§ What the exercise asks: What is the number of lines holding the word "traditional"? Give that number alone.

§ Data for processing:

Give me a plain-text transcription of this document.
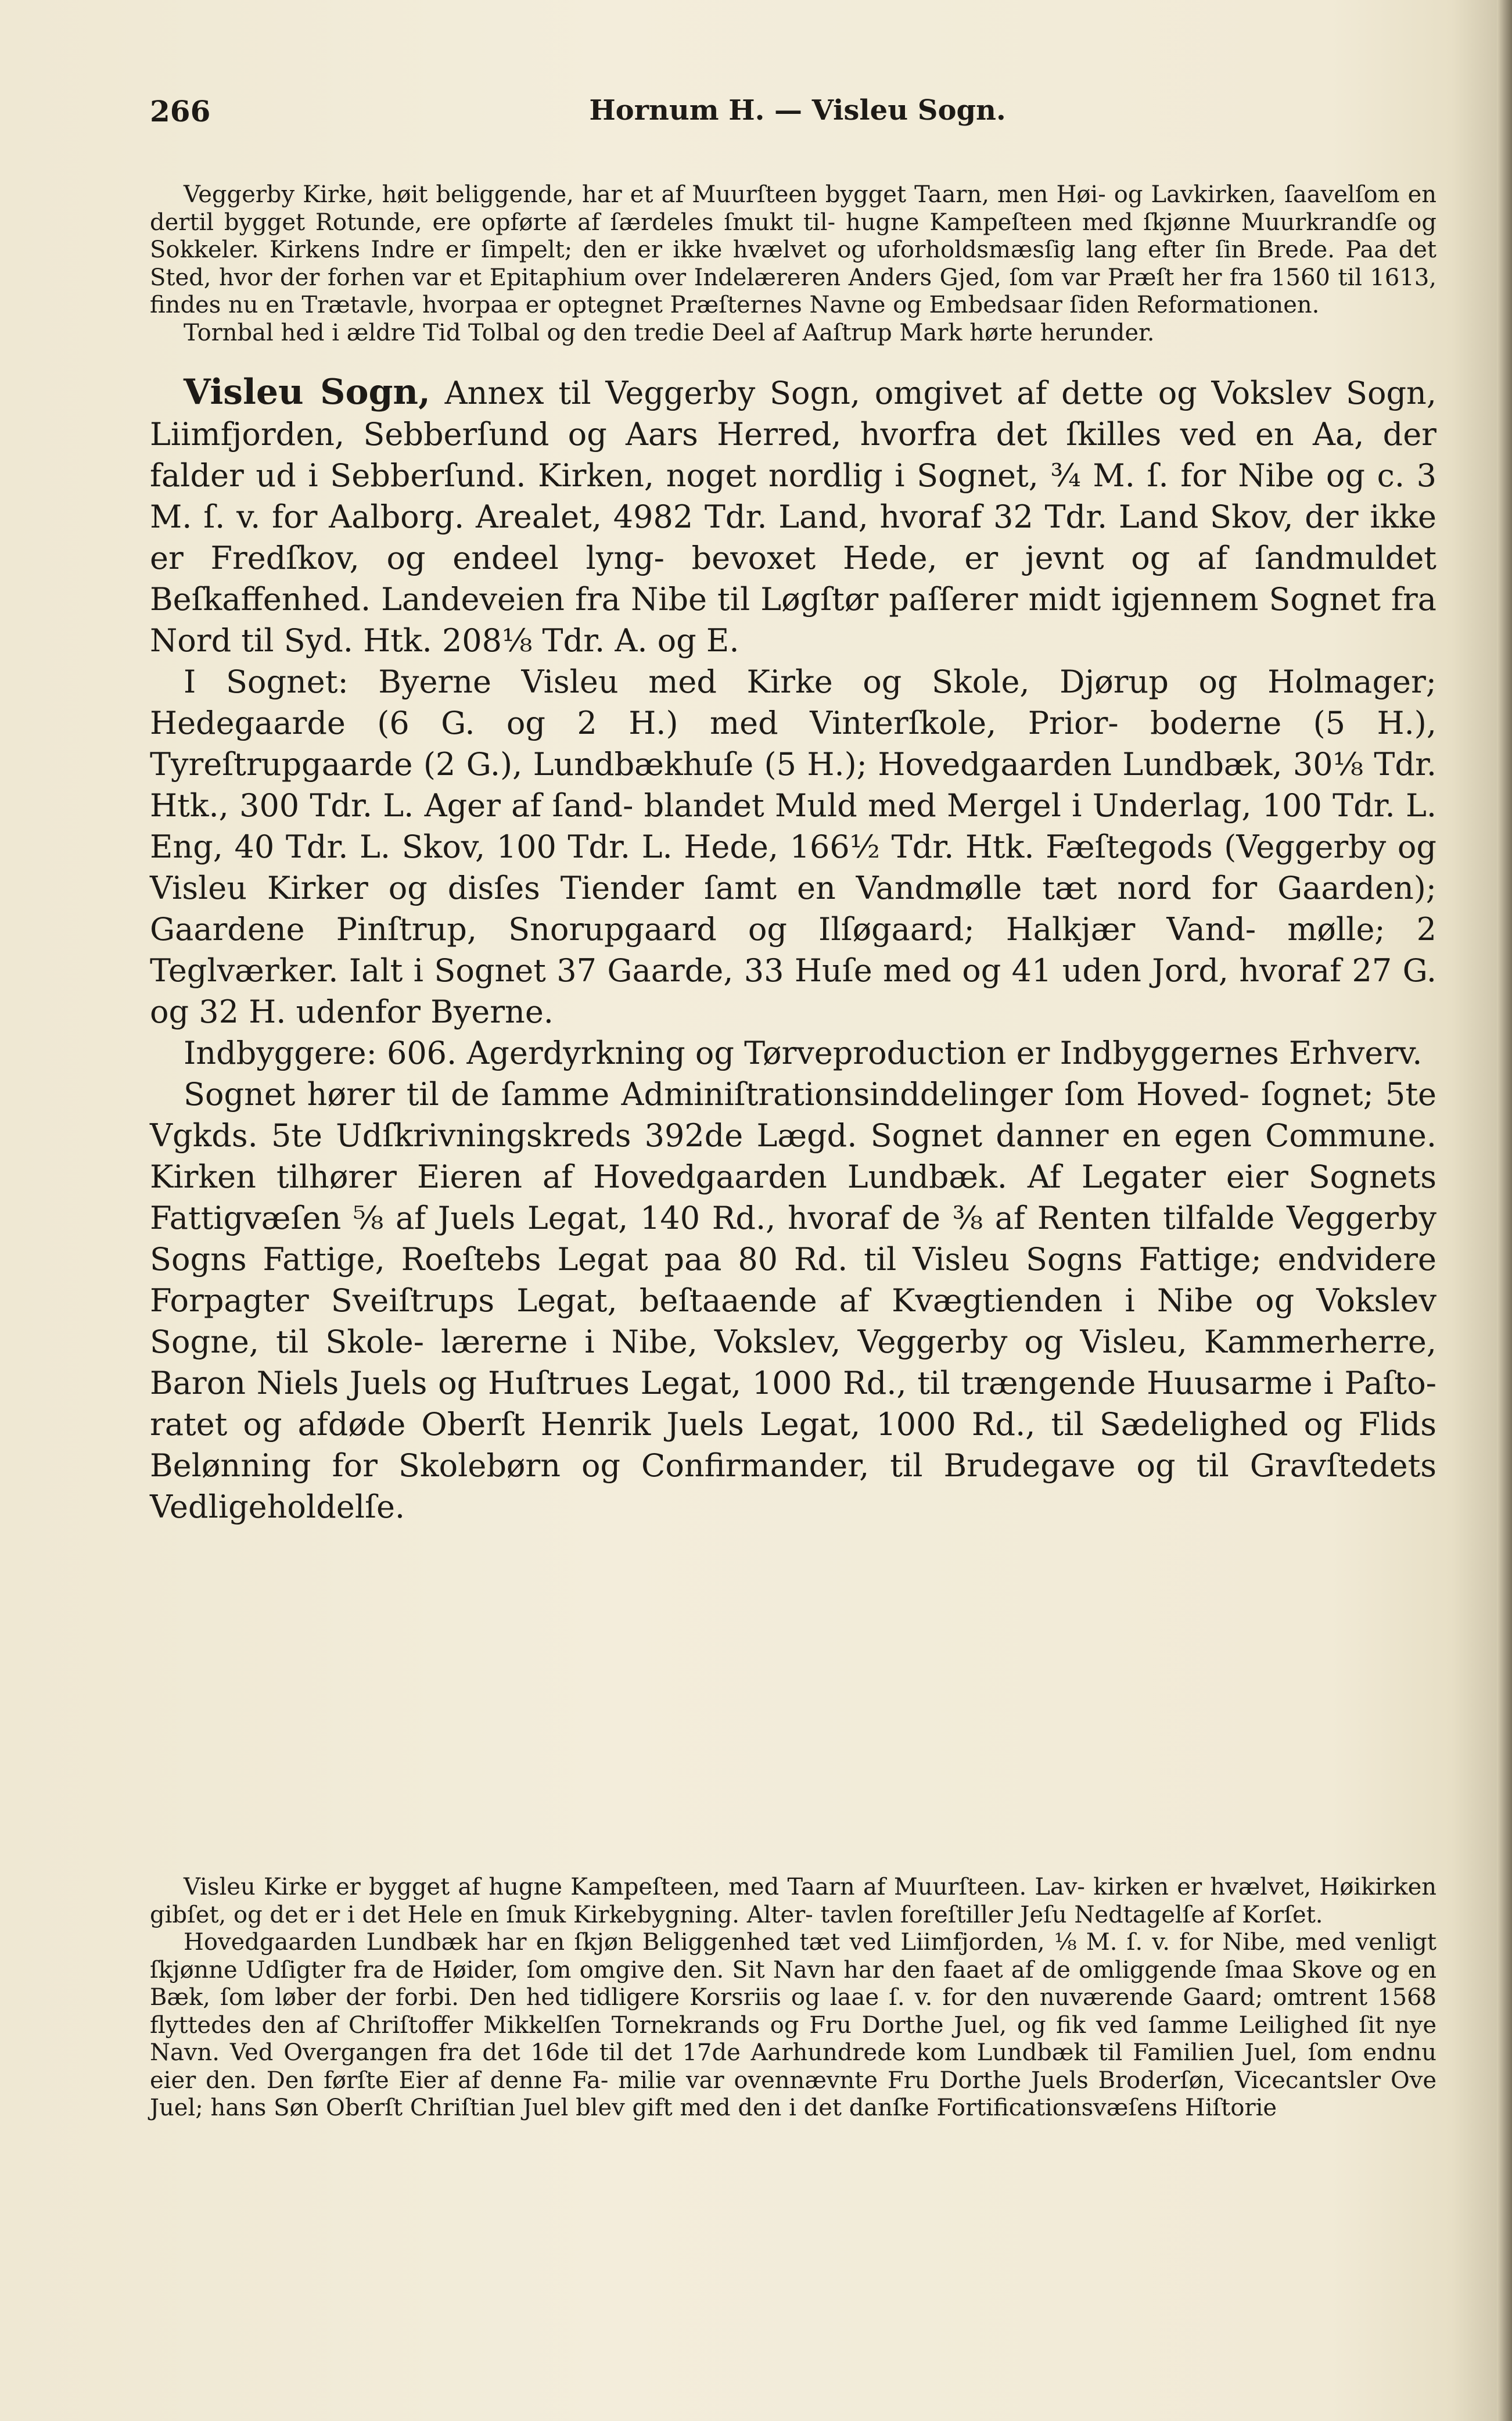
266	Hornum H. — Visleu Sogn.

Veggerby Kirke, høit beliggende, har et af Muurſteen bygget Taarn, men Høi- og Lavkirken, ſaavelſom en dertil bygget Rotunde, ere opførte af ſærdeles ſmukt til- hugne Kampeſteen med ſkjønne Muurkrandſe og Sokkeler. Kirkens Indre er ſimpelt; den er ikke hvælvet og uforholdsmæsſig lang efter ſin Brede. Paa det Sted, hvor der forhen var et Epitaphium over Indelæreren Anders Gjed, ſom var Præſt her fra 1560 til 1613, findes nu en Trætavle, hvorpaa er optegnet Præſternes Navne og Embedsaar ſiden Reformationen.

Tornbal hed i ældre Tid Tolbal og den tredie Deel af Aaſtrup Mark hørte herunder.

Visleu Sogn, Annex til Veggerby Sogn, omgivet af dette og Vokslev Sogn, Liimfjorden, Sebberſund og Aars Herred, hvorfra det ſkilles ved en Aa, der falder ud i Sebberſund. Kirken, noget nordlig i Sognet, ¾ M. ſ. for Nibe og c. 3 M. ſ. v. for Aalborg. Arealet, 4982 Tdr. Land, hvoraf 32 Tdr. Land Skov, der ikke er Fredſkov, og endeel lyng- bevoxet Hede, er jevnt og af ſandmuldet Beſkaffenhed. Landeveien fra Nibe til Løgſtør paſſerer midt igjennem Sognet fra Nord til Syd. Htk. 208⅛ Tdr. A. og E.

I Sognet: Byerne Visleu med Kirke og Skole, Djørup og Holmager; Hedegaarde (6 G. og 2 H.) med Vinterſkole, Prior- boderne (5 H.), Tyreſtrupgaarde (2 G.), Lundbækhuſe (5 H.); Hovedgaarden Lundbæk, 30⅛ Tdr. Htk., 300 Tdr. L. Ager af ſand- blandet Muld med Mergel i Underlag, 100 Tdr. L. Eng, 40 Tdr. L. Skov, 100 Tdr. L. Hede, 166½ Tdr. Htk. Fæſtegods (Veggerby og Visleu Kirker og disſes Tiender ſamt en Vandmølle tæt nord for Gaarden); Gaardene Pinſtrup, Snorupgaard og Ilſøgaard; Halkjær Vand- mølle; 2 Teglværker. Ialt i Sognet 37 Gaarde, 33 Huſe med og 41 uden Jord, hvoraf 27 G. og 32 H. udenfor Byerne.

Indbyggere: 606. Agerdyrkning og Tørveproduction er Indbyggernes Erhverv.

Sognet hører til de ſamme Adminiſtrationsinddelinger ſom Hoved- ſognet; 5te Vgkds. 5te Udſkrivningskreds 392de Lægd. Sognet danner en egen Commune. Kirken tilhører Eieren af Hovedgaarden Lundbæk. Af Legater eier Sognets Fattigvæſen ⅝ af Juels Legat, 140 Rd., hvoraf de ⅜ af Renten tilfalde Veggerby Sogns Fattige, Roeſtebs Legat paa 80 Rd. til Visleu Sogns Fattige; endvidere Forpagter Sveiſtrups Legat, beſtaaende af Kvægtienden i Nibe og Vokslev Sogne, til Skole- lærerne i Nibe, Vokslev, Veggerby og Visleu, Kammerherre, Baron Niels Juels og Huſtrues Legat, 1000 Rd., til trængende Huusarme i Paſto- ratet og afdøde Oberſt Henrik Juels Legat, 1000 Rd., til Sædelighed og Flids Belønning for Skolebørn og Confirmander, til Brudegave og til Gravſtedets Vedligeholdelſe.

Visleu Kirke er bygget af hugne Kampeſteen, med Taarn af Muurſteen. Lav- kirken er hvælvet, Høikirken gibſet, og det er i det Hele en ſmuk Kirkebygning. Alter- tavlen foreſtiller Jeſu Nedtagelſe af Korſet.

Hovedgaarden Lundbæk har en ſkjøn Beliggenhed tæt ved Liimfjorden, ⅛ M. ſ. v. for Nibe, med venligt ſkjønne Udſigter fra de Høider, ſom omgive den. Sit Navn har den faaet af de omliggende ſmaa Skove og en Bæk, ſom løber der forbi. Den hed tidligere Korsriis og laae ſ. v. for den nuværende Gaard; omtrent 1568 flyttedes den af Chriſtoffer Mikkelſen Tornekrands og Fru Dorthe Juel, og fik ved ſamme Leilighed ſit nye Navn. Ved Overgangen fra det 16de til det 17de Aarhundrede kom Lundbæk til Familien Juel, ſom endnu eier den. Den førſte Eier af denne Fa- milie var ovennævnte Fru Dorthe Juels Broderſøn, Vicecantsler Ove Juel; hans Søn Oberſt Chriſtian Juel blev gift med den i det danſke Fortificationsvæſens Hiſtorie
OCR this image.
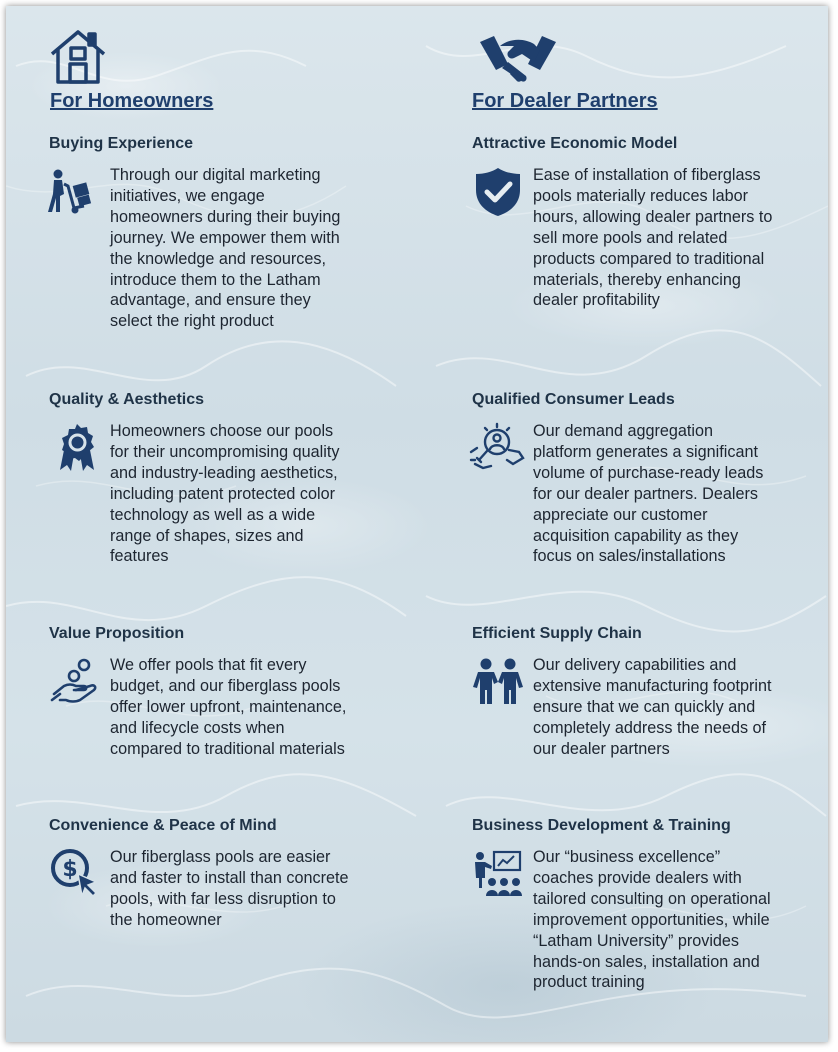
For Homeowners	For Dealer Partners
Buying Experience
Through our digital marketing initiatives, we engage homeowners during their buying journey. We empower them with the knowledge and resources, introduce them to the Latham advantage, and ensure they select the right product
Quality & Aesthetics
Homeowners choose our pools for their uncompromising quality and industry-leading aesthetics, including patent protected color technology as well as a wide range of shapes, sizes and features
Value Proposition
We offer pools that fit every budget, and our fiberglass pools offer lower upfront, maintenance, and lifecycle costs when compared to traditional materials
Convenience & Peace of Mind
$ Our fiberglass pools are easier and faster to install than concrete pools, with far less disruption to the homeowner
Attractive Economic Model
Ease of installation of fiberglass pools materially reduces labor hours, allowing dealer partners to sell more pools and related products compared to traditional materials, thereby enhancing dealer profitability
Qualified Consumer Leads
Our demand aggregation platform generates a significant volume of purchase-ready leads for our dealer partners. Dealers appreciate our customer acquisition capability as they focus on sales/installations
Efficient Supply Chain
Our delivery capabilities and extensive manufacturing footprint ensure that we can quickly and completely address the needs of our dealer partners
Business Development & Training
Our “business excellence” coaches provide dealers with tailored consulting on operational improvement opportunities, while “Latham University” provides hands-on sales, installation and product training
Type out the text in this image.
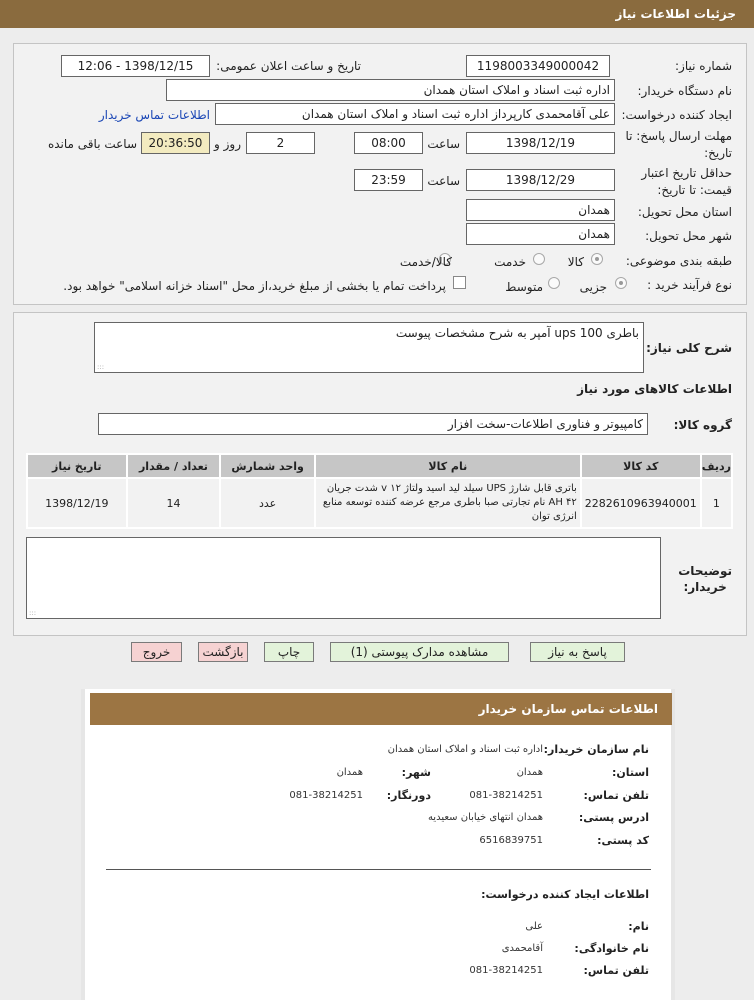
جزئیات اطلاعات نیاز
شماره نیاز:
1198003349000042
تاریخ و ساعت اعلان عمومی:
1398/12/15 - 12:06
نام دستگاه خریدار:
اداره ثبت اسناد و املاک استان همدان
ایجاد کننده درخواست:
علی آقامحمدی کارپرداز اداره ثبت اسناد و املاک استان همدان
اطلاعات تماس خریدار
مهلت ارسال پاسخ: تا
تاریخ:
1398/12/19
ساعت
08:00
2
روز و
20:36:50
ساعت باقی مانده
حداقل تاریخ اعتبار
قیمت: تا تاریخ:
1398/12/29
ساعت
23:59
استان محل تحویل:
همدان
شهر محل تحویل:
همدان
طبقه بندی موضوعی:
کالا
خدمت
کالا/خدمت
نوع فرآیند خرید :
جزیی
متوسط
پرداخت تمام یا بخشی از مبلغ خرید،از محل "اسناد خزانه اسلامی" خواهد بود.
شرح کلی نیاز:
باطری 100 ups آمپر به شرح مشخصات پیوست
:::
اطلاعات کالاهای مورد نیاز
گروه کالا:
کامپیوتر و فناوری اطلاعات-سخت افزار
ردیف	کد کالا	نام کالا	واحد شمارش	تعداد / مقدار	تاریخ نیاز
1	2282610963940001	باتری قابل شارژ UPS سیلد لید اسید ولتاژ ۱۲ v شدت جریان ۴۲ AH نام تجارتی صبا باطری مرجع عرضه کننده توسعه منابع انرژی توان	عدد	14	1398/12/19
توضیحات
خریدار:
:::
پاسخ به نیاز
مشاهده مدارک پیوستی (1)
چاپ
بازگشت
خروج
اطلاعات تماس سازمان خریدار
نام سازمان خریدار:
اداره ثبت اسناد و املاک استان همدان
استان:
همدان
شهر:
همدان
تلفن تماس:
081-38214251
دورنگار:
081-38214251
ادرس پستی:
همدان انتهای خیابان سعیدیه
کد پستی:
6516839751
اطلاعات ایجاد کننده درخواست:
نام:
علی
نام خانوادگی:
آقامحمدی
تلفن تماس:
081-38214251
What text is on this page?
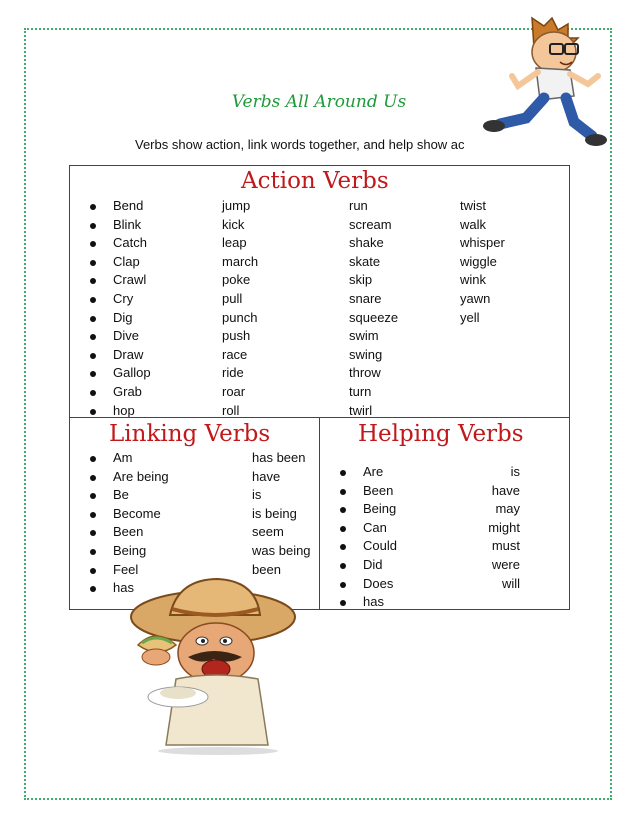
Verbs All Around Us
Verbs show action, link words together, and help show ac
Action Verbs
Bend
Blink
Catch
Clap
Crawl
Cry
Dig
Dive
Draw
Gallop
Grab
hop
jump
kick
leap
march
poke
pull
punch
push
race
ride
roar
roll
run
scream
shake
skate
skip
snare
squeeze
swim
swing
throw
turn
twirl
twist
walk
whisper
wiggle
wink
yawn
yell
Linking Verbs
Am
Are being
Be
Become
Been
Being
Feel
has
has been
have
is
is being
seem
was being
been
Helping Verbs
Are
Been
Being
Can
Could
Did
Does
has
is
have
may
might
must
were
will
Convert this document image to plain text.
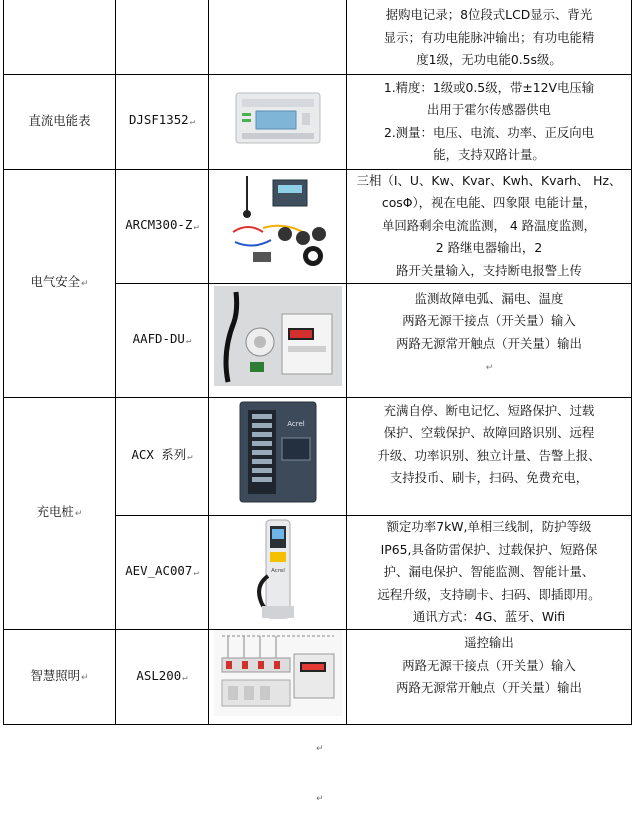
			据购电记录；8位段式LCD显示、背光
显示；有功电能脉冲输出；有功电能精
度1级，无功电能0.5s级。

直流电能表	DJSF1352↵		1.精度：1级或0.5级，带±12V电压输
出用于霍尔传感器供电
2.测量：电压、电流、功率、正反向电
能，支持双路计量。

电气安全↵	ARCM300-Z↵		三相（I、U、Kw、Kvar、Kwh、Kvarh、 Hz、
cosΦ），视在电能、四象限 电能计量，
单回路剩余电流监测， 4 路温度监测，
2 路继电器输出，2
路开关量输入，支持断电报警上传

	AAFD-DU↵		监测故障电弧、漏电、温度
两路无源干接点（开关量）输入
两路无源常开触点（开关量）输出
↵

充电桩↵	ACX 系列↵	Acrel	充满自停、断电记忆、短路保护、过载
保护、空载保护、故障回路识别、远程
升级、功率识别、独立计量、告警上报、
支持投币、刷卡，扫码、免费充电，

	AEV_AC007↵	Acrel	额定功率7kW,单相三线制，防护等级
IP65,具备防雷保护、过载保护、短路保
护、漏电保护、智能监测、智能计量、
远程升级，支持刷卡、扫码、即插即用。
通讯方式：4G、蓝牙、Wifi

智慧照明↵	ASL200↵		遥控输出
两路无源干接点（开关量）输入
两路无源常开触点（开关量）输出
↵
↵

§ Full output: 2